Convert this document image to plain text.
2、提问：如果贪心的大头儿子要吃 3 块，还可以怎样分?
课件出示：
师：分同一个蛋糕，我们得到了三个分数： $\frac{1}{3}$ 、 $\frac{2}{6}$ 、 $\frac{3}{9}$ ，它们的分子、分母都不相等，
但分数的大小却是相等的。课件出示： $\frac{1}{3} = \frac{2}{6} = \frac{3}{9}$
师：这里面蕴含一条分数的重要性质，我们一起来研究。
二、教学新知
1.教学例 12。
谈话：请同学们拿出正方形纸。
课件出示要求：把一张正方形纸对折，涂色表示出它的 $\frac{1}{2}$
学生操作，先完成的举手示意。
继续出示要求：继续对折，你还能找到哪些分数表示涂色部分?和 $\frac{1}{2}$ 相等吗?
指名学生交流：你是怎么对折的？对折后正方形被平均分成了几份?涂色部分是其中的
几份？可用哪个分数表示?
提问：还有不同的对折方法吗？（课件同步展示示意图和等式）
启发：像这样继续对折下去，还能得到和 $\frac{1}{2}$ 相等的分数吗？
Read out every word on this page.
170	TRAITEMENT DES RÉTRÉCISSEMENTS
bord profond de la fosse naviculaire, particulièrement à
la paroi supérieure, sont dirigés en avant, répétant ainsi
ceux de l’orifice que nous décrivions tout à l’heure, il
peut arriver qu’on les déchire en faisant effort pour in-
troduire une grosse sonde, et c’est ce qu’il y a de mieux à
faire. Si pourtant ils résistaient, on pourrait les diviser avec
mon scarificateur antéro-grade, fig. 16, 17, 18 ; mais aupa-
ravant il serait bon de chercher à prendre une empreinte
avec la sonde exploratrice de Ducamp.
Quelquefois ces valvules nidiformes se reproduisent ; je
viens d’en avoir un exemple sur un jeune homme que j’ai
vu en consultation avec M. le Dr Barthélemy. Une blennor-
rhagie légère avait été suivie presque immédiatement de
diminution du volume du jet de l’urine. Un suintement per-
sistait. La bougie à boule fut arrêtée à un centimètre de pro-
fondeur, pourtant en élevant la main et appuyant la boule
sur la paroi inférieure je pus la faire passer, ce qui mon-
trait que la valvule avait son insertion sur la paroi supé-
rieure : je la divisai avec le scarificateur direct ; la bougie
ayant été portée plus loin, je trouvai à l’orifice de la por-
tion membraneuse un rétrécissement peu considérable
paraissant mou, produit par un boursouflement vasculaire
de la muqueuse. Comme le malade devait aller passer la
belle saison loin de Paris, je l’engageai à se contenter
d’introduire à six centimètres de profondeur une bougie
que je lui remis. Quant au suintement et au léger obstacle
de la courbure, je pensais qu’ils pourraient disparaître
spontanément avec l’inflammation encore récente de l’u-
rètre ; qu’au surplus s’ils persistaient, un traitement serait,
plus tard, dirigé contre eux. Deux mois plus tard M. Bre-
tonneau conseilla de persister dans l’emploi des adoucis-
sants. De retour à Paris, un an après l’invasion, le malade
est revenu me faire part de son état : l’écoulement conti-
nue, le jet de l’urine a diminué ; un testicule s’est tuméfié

══════

■ **THE PROBLEM**:
Copy all lines of the material above where the string "avait" occurs.

■ **ANSWER TO THIS EXERCISE**:
rhagie légère avait été suivie presque immédiatement de
trait que la valvule avait son insertion sur la paroi supé-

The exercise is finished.